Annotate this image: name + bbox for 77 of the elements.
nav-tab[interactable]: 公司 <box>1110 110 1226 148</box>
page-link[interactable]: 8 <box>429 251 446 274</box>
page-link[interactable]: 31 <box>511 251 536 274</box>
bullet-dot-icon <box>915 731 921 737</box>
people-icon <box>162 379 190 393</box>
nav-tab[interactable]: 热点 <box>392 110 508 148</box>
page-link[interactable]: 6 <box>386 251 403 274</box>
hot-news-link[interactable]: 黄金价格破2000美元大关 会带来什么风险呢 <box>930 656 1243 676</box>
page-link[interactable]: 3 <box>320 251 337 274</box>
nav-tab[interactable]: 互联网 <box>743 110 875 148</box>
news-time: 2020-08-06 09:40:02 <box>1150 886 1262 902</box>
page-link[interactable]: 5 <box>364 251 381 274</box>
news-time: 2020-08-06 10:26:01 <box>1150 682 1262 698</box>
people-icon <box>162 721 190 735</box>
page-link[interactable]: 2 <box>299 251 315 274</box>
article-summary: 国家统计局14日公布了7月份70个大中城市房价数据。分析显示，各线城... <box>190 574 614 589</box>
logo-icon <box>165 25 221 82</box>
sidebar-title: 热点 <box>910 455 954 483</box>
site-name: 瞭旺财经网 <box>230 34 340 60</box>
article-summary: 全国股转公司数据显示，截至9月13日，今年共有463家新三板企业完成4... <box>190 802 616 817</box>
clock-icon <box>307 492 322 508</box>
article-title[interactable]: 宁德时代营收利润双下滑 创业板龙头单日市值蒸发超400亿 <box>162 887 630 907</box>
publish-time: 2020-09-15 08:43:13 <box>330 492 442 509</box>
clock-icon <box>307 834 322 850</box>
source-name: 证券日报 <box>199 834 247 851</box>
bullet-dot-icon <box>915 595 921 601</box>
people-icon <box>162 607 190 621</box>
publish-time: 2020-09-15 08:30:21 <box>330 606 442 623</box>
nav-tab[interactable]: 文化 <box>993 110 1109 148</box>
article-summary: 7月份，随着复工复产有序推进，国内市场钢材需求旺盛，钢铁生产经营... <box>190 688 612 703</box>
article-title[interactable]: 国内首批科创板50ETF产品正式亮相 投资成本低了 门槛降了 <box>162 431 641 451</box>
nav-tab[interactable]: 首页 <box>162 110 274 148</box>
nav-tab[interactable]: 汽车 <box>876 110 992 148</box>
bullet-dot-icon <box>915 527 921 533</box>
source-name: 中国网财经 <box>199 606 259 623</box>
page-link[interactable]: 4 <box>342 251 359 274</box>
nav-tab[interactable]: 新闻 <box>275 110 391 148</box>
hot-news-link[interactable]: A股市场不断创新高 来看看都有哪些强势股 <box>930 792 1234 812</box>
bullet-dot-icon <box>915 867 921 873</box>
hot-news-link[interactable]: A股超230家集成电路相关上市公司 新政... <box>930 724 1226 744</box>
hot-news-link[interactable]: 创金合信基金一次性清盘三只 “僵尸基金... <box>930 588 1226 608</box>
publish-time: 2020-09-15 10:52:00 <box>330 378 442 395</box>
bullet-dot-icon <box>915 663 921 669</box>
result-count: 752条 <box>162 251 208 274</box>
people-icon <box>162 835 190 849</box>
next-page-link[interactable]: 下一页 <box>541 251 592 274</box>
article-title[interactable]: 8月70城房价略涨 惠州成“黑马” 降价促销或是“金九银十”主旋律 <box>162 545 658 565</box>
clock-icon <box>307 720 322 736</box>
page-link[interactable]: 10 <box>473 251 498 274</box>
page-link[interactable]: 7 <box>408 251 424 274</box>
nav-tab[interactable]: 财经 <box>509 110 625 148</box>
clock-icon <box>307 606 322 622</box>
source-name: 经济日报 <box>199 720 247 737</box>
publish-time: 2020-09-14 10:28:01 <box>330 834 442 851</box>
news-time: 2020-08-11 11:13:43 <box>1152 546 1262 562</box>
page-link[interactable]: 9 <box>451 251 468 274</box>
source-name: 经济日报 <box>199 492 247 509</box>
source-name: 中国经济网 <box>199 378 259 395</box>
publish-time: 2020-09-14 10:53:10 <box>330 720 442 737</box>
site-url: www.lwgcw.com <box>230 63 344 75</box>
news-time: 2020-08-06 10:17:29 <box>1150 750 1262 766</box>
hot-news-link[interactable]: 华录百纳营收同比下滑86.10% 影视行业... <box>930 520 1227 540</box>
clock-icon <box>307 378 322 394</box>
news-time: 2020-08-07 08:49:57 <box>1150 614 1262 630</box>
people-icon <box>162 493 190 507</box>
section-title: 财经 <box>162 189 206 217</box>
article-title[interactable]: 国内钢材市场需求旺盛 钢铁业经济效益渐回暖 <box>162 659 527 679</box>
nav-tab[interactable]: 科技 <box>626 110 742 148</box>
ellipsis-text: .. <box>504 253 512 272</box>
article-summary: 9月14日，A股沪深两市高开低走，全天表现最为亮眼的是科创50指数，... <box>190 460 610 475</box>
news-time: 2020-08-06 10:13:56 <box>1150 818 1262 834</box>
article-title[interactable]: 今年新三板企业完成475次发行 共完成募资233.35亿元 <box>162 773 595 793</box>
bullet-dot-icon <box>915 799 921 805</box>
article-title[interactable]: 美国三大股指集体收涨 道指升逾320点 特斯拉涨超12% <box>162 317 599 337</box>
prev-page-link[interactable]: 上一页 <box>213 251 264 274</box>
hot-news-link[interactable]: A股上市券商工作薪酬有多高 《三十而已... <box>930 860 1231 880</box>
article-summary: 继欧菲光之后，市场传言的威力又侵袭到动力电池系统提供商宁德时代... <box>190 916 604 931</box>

++++++

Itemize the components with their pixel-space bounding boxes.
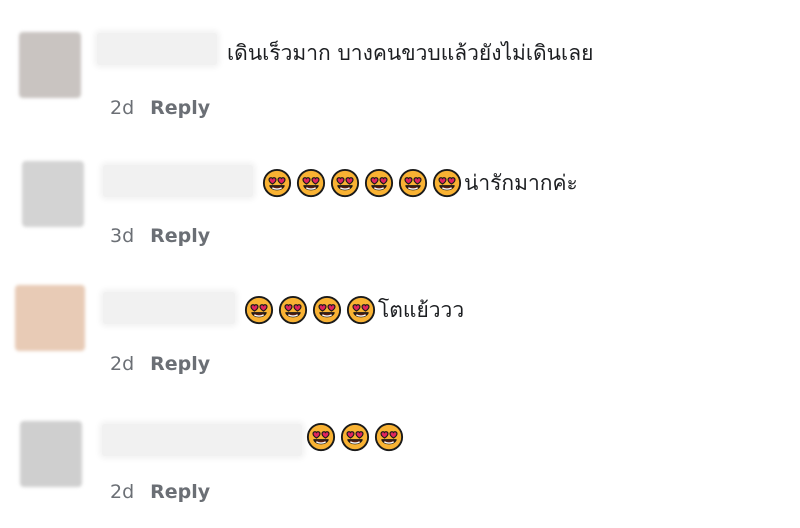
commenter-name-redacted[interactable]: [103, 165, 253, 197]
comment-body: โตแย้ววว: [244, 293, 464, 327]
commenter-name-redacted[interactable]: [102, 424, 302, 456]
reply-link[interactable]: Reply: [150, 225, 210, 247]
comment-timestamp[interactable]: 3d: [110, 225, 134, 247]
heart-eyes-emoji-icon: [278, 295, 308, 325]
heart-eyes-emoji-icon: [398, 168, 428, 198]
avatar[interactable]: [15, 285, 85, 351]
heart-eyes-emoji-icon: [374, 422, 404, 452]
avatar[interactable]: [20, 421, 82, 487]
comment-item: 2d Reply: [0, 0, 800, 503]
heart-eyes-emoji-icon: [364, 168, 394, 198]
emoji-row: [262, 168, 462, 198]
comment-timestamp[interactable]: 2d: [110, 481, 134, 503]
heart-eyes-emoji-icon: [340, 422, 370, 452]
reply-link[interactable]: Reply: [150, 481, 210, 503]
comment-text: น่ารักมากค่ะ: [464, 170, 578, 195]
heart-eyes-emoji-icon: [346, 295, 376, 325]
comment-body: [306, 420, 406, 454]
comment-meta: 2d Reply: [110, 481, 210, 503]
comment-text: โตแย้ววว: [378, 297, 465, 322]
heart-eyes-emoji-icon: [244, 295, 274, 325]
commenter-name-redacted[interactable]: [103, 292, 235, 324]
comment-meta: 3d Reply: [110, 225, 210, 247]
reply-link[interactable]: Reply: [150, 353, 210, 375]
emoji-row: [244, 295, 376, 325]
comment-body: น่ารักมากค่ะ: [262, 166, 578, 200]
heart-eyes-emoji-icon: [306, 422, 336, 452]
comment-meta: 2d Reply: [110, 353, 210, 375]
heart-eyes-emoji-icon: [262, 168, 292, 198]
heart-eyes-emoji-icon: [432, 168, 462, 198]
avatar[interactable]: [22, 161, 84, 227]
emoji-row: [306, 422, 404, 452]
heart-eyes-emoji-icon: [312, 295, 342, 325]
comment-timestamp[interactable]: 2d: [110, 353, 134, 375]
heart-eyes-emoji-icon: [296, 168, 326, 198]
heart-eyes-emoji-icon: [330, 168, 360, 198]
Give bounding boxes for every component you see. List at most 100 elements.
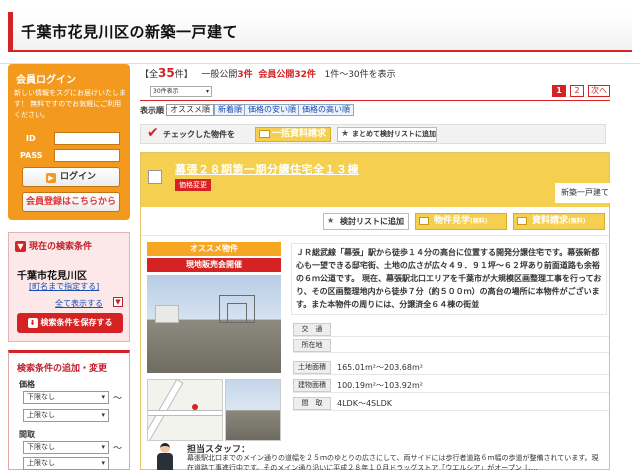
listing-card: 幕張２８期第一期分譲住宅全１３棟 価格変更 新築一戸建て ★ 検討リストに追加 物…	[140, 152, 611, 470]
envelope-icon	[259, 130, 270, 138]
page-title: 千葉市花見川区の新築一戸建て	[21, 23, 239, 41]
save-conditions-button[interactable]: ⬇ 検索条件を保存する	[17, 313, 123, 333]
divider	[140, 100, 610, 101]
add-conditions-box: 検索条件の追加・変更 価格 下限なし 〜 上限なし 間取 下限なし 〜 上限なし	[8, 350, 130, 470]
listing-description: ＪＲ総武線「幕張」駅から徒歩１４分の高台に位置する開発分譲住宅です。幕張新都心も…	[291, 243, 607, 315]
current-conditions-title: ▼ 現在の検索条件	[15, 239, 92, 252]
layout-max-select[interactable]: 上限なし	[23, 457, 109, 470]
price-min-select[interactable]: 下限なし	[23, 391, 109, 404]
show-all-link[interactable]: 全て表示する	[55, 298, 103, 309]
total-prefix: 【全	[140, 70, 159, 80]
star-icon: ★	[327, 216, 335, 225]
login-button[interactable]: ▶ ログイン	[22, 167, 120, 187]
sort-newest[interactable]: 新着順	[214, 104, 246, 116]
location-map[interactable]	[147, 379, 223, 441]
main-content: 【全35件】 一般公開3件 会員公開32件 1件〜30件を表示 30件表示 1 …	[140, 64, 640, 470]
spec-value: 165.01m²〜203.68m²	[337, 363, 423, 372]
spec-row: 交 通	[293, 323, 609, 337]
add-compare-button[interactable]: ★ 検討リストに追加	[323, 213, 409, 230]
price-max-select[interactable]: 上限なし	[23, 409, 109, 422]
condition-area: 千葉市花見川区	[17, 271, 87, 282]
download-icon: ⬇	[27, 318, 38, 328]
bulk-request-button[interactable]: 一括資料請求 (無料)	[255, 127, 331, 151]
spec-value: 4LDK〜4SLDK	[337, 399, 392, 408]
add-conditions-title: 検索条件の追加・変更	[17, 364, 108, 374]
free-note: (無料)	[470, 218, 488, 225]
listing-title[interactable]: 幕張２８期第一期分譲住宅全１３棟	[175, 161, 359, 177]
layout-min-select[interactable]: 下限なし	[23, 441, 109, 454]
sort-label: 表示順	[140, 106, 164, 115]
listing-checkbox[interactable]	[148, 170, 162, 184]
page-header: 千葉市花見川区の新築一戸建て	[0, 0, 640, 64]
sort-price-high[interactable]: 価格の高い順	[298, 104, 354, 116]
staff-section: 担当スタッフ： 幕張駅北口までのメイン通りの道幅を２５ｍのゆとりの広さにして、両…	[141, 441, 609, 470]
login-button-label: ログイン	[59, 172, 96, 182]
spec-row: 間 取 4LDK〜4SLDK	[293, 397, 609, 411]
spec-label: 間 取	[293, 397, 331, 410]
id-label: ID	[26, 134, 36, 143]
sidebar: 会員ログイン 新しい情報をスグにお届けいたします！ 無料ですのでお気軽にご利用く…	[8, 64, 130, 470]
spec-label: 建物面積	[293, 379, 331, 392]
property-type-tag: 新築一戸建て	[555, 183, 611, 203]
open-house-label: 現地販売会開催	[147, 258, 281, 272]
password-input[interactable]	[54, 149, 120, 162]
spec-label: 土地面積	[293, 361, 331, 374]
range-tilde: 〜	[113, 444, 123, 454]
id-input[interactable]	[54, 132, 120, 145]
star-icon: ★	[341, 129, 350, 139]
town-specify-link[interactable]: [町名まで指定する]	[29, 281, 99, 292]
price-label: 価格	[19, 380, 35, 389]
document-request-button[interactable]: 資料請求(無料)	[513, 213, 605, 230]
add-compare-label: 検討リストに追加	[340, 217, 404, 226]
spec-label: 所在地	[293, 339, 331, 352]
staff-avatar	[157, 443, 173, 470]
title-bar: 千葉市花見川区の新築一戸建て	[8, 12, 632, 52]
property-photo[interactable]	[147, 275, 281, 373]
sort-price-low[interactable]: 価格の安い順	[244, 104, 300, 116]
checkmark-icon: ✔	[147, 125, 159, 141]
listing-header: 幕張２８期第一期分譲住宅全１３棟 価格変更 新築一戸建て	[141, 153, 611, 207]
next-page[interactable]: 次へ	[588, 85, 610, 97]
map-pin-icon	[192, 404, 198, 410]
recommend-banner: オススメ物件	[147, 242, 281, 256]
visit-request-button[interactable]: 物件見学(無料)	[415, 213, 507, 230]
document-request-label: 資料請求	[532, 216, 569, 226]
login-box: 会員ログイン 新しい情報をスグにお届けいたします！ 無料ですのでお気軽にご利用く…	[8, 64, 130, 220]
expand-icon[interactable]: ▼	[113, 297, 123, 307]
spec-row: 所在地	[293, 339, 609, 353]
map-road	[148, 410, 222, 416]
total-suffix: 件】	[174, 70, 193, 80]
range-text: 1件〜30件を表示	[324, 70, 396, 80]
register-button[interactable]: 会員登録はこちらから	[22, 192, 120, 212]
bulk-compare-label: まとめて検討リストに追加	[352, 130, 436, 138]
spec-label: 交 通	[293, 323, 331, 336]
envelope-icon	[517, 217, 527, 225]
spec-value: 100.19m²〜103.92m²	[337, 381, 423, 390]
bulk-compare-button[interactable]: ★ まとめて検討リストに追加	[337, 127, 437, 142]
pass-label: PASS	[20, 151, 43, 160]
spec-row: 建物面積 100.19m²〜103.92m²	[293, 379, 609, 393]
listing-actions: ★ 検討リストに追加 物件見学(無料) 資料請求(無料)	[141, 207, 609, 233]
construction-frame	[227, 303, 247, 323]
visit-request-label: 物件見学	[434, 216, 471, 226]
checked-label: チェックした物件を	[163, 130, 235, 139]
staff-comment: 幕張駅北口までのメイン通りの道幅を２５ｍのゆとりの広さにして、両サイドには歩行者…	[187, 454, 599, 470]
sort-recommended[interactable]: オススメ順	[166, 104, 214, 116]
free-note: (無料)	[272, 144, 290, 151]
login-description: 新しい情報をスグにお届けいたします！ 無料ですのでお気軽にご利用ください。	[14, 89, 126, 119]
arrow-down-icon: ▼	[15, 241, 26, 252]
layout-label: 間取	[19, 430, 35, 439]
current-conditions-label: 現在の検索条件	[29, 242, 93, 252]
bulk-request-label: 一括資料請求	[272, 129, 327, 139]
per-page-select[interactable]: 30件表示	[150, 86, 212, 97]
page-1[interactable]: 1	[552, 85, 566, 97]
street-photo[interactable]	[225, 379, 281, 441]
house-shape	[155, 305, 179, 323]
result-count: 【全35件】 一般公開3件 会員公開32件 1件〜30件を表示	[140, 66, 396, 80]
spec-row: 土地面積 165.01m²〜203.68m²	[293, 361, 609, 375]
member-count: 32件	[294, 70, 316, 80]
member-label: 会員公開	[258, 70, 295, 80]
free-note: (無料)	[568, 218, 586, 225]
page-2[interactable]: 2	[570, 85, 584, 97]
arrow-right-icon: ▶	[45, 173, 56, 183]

++++++

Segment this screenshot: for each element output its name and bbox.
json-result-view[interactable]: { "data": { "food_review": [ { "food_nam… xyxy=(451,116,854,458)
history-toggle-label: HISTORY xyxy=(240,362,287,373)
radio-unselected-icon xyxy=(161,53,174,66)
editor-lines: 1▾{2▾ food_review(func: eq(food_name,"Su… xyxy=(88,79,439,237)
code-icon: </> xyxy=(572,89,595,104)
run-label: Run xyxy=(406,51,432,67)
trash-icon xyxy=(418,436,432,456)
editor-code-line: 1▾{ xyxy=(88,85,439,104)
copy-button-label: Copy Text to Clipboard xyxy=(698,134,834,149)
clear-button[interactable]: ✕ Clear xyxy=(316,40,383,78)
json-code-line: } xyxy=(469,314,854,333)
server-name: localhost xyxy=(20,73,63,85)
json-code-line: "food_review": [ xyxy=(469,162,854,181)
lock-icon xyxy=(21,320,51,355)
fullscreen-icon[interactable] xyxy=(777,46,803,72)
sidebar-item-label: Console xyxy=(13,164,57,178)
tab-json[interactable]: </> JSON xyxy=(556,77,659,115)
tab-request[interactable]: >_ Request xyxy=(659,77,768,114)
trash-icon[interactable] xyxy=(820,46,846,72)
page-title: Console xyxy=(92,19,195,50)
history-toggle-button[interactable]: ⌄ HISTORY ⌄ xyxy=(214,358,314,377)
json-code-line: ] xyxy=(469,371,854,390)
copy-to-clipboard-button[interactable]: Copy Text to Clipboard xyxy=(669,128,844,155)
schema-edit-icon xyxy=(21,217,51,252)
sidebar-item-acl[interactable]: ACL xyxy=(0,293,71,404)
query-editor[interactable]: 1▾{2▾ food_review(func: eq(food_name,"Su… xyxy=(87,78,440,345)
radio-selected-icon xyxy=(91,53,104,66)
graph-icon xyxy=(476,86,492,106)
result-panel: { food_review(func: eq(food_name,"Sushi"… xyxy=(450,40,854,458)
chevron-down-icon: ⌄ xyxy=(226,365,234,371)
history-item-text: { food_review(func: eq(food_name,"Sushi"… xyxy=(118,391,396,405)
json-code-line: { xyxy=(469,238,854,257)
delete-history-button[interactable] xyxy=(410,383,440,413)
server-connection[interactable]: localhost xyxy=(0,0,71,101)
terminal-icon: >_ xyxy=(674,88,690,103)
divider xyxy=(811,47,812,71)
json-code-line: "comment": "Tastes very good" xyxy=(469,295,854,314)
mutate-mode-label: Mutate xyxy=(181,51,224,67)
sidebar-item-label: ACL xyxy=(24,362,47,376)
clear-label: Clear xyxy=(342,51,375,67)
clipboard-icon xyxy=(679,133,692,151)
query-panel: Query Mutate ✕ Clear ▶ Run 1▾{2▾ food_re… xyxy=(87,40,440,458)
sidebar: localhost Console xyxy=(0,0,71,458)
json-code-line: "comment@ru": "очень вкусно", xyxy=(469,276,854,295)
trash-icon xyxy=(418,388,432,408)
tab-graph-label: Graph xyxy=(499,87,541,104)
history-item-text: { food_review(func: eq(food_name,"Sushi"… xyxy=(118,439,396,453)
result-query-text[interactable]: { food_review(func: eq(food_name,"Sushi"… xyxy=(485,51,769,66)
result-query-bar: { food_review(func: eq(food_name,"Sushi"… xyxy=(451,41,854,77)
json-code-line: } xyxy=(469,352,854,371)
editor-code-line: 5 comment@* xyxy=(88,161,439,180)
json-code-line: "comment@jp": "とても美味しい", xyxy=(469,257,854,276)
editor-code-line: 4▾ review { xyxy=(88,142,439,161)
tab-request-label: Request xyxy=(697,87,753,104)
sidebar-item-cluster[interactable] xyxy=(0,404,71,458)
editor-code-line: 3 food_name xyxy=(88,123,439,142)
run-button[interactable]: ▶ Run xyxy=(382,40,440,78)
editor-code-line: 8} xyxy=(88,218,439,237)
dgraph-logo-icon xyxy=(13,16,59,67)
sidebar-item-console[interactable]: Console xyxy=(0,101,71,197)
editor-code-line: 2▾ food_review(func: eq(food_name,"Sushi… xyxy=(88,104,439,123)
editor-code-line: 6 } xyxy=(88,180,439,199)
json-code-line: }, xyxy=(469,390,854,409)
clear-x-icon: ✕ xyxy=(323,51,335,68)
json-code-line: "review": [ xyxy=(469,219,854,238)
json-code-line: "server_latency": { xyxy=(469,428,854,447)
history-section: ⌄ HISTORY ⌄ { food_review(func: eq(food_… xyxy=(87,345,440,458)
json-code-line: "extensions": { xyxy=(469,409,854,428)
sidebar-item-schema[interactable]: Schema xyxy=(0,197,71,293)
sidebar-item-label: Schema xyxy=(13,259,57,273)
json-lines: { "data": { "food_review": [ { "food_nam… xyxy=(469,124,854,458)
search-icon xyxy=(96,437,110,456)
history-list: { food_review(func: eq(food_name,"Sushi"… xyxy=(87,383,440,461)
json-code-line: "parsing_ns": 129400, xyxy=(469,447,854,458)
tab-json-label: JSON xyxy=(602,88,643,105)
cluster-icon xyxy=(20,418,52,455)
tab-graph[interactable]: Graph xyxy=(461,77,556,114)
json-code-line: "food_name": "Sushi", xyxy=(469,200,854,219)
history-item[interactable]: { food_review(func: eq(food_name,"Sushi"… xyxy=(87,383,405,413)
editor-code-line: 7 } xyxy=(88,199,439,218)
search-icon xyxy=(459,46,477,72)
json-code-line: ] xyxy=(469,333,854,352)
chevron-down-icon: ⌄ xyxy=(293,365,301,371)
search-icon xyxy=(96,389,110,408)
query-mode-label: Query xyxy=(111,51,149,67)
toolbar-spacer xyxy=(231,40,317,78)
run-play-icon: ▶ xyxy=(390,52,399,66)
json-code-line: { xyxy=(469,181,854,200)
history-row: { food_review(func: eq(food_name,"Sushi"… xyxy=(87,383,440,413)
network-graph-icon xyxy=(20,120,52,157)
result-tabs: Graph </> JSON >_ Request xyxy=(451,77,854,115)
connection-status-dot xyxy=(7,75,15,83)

++++++

Task requirements:
Render everything in the data from the line containing "Itemize the components" down to the line containing "Give bounding boxes", both included, as a JSON list of strings with one string per line and blank lines skipped. Leave the pictures out of the list.

Solution for this problem:
[
  "Itemize the components with their pixel-space bounding boxes.",
  "commenter-name-redacted[interactable]: [103, 165, 253, 197]",
  "comment-body: โตแย้ววว: [244, 293, 464, 327]",
  "commenter-name-redacted[interactable]: [102, 424, 302, 456]",
  "reply-link[interactable]: Reply: [150, 225, 210, 247]",
  "comment-timestamp[interactable]: 3d: [110, 225, 134, 247]",
  "heart-eyes-emoji-icon: [278, 295, 308, 325]",
  "heart-eyes-emoji-icon: [398, 168, 428, 198]",
  "avatar[interactable]: [15, 285, 85, 351]",
  "heart-eyes-emoji-icon: [374, 422, 404, 452]",
  "avatar[interactable]: [20, 421, 82, 487]",
  "comment-item: 2d Reply: [0, 0, 800, 503]",
  "heart-eyes-emoji-icon: [364, 168, 394, 198]",
  "emoji-row: [262, 168, 462, 198]",
  "comment-timestamp[interactable]: 2d: [110, 481, 134, 503]",
  "heart-eyes-emoji-icon: [340, 422, 370, 452]",
  "reply-link[interactable]: Reply: [150, 481, 210, 503]",
  "comment-text: น่ารักมากค่ะ: [464, 170, 578, 195]",
  "heart-eyes-emoji-icon: [346, 295, 376, 325]",
  "comment-body: [306, 420, 406, 454]",
  "comment-meta: 2d Reply: [110, 481, 210, 503]",
  "comment-text: โตแย้ววว: [378, 297, 465, 322]",
  "heart-eyes-emoji-icon: [244, 295, 274, 325]",
  "commenter-name-redacted[interactable]: [103, 292, 235, 324]",
  "comment-meta: 3d Reply: [110, 225, 210, 247]",
  "reply-link[interactable]: Reply: [150, 353, 210, 375]",
  "emoji-row: [244, 295, 376, 325]",
  "comment-body: น่ารักมากค่ะ: [262, 166, 578, 200]",
  "heart-eyes-emoji-icon: [306, 422, 336, 452]",
  "comment-meta: 2d Reply: [110, 353, 210, 375]",
  "heart-eyes-emoji-icon: [262, 168, 292, 198]",
  "heart-eyes-emoji-icon: [432, 168, 462, 198]",
  "avatar[interactable]: [22, 161, 84, 227]",
  "emoji-row: [306, 422, 404, 452]",
  "heart-eyes-emoji-icon: [312, 295, 342, 325]",
  "comment-timestamp[interactable]: 2d: [110, 353, 134, 375]",
  "heart-eyes-emoji-icon: [296, 168, 326, 198]",
  "heart-eyes-emoji-icon: [330, 168, 360, 198]",
  "Give bounding boxes for every component you see. List at most 100 elements."
]